PROVIDED PASSAGE:
This morning’s game was a perfect segue back into the mix for me, since I’ve had barely enough time to eat and sleep lately, much less engage in any sort of activities outside of work.  I was really looking forward to running around for a couple of hours though, honestly, I’m not really in the best shape of my life right now. 

Nevertheless, this particular soccer league consists of older men, and it has basically two rules:  no profanity and no slide tackling.  Violating either results in a five-minute send off. 

It’s the kind of environment where I worry more about the potential for player heart attacks or strokes, rather than fouls; where my hair color (gray) is probably the only natural one there; where there are more Ace bandages and knee braces than in an orthopedic clinic; where the average gut size makes my own look really ripped; where player substitutions (due to a general lack of condition for everyone) are more important than scoring goals; where the after game gatherings for snacks and beer have more participants than the game itself; and where it’s not unusual for a substantial number of players to legitimately park in handicapped spaces in the adjoining lot.

Get the picture? 

It’s not exactly challenging — at least physically.  But that doesn’t mean everyone out there isn’t killing themselves to give it a good effort.  They are simply doing it at one-tenth the speed compared to ten twenty thirty forty years ago, and for five minutes at a time, if they are really well-conditioned.

In short, the biggest obstacle facing me is usually keeping tempers at bay.  Just because these guys now suck don’t play as fluidly as they once did, doesn’t mean they don’t want it just as bad.  It’s the perfect case study for the phrase, “The mind is willing, but the body isn’t.”

SUPPLIED MATERIAL:
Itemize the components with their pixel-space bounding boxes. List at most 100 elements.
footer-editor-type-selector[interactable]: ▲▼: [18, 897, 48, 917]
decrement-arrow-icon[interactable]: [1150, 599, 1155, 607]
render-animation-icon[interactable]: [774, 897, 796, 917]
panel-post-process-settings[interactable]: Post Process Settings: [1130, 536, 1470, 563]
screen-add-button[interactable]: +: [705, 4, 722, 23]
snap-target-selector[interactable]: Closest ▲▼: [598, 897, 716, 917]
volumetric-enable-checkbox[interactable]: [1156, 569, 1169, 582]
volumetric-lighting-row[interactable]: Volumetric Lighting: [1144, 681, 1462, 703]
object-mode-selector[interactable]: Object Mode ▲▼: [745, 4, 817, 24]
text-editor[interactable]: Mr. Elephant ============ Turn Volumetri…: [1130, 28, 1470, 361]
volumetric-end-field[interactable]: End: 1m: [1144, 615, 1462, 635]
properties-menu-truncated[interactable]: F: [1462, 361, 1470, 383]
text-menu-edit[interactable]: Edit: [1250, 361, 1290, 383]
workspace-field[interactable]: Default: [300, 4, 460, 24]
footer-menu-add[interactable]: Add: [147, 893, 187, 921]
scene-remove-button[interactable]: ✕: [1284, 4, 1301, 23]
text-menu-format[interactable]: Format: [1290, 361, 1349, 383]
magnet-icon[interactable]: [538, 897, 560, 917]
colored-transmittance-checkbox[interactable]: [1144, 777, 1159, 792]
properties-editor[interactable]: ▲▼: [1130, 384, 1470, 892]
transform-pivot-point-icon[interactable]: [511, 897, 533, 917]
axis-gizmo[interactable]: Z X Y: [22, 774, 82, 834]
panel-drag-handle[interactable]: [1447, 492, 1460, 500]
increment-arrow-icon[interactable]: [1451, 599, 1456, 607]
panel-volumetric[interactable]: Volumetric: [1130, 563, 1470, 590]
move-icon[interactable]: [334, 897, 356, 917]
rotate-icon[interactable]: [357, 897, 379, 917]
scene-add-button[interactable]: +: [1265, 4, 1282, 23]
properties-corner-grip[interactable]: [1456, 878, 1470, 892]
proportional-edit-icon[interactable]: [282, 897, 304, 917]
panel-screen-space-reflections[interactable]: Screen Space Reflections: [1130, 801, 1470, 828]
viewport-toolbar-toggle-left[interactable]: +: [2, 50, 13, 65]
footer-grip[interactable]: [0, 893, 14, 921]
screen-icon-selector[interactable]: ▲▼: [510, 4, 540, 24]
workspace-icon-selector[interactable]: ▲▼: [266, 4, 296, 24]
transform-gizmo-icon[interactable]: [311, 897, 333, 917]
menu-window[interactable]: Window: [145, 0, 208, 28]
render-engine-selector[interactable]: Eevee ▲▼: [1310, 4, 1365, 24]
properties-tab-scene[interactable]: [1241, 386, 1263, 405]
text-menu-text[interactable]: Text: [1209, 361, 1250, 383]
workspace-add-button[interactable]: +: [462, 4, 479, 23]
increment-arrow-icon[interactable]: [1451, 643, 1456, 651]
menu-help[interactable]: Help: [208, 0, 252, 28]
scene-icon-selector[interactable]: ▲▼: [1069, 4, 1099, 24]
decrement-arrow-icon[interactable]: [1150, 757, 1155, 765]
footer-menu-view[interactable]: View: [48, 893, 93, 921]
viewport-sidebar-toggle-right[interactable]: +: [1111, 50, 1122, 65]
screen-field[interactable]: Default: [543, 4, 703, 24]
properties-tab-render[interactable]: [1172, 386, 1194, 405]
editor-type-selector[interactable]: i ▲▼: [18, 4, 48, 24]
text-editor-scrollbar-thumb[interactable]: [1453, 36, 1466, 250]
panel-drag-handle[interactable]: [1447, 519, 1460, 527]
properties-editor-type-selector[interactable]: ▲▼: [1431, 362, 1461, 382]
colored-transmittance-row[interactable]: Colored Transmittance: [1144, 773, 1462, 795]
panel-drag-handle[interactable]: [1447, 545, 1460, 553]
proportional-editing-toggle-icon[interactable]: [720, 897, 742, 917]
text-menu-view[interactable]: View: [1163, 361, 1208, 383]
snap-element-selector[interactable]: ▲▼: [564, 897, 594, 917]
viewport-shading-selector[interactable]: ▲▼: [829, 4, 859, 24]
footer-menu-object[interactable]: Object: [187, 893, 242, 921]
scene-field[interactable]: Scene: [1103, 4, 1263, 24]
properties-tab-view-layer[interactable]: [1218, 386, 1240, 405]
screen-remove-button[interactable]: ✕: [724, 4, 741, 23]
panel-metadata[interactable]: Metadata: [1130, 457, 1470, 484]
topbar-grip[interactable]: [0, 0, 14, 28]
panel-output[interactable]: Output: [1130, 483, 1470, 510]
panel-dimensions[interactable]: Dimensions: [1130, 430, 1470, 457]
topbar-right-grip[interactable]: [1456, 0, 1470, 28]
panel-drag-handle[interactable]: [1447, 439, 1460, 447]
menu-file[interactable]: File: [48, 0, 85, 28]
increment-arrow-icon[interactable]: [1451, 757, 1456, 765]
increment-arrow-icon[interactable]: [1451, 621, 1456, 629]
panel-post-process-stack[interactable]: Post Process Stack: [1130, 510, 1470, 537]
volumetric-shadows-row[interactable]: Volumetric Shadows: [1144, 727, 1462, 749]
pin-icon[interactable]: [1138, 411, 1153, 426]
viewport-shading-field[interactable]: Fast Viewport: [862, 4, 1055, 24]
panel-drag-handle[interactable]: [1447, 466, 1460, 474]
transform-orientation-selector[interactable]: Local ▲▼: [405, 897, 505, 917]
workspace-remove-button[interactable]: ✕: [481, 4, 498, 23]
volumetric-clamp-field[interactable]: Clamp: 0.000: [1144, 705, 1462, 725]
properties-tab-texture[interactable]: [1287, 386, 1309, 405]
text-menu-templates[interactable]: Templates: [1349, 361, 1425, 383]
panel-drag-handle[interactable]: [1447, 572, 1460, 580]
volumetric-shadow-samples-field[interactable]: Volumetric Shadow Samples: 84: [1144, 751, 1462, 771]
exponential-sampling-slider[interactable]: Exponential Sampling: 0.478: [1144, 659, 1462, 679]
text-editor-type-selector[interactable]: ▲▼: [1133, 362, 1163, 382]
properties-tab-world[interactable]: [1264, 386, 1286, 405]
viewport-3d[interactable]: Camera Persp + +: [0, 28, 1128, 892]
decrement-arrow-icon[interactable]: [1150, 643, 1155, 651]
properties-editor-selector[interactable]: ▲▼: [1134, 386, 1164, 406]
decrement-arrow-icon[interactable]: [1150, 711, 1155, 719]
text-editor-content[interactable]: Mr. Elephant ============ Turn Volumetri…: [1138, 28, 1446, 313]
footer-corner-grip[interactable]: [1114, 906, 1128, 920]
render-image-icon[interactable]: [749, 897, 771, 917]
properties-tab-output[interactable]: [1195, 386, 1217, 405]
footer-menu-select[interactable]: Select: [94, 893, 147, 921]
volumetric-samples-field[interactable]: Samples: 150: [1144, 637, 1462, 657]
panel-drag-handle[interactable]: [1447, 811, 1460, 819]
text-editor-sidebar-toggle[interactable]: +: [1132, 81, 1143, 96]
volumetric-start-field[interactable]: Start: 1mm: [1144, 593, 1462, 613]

ACTIVITY 1:
Could you print the part of the post about the older men's soccer league starting at "Nevertheless, this particular" and ending at "Get the picture?"?
ACTIVITY 2:
Can you carry on the post about the older men's soccer league past its final sentence?
You won't need the records for any of this.

ANSWER SPACE 1:
Nevertheless, this particular soccer league consists of older men, and it has basically two rules:  no profanity and no slide tackling.  Violating either results in a five-minute send off. 

It’s the kind of environment where I worry more about the potential for player heart attacks or strokes, rather than fouls; where my hair color (gray) is probably the only natural one there; where there are more Ace bandages and knee braces than in an orthopedic clinic; where the average gut size makes my own look really ripped; where player substitutions (due to a general lack of condition for everyone) are more important than scoring goals; where the after game gatherings for snacks and beer have more participants than the game itself; and where it’s not unusual for a substantial number of players to legitimately park in handicapped spaces in the adjoining lot.

Get the picture?

ANSWER SPACE 2:
Almost without exception, these bodies haven’t been willing for decades. 

So just before kick-off, I announced we were ready to get going, and one of the goalkeepers wanted to know if it was eight o’clock.  He’s a big, mostly friendly fellow, who I knew fairly well from previous seasons, so I was a bit perplexed he would challenge me on such a small detail before the game even started.

“It’s game time,” I replied. 

“Is it eight o’clock?” he repeated.

“It’s game time,” I said again.

“Is it eight o’clock?”

Clearly, this was going nowhere.

“Yes, it’s eight o’clock,” I lied (it was about 7:58 a.m.). 

“Okay.  That’s all I was asking.”

Play began.

But not more than ten minutes later, I made a call that necessitated a penalty kick against the same keeper, and as we were lining up for the kick, he chastised me.

“You’ve got to use your judgement out there.  That was no penalty.  The trajectory of the ball was straight.”

“The trajectory of the ball is not an issue.  The hand was away from the body.  Unnatural playing position.”

“Still, that was terrible.  The trajectory of the ball wasn’t affected.”

Whatever.  We lined up for the kick, and — the shooter missed.  No harm done, it seemed.

Five minutes later, I called a corner kick at his end, which was confirmed by the linesman.

“That’s your quadrant.  You’ve got to make that call,” he strongly advised.

“Hmmm?” I thought to myself.  I did make the call. 

So, I decided to apply a little Zen to the situation.  After all, I wasn’t upset, but this goalkeeper was becoming increasingly so, no matter what I did. 

“You are being uncharacteristically negative this morning, my friend.  I’m not used to it from you,” I soothed, as I put my arm on his shoulder.

“That’s your quadrant.  The ball was tipped.  You missed it.  You’ve got to do better.”

All this for about a $28 dollar game fee to me.  I just decided to carry on and not worry about it, because even though Zen may not have worked, Zen-me was still nominally in charge of the game.

As things turned out, this goalkeeper’s team lost pretty handily, 3-1.  After the match was finished, a drizzle began as I shook a few players’ hands before leaving the field.  Most of these games are friendly, and it is rare that real, lasting conflict ever occurs.  Today was about the same, for the most  part.

As I packed up my bag to leave, the goalkeeper in question was busy helping break down the goals and gathering the corner flags for storage. 

The last flag was near me, and he came over to shake my hand.

“Good game,” he said.

“Well played,” I replied.

And we shook hands.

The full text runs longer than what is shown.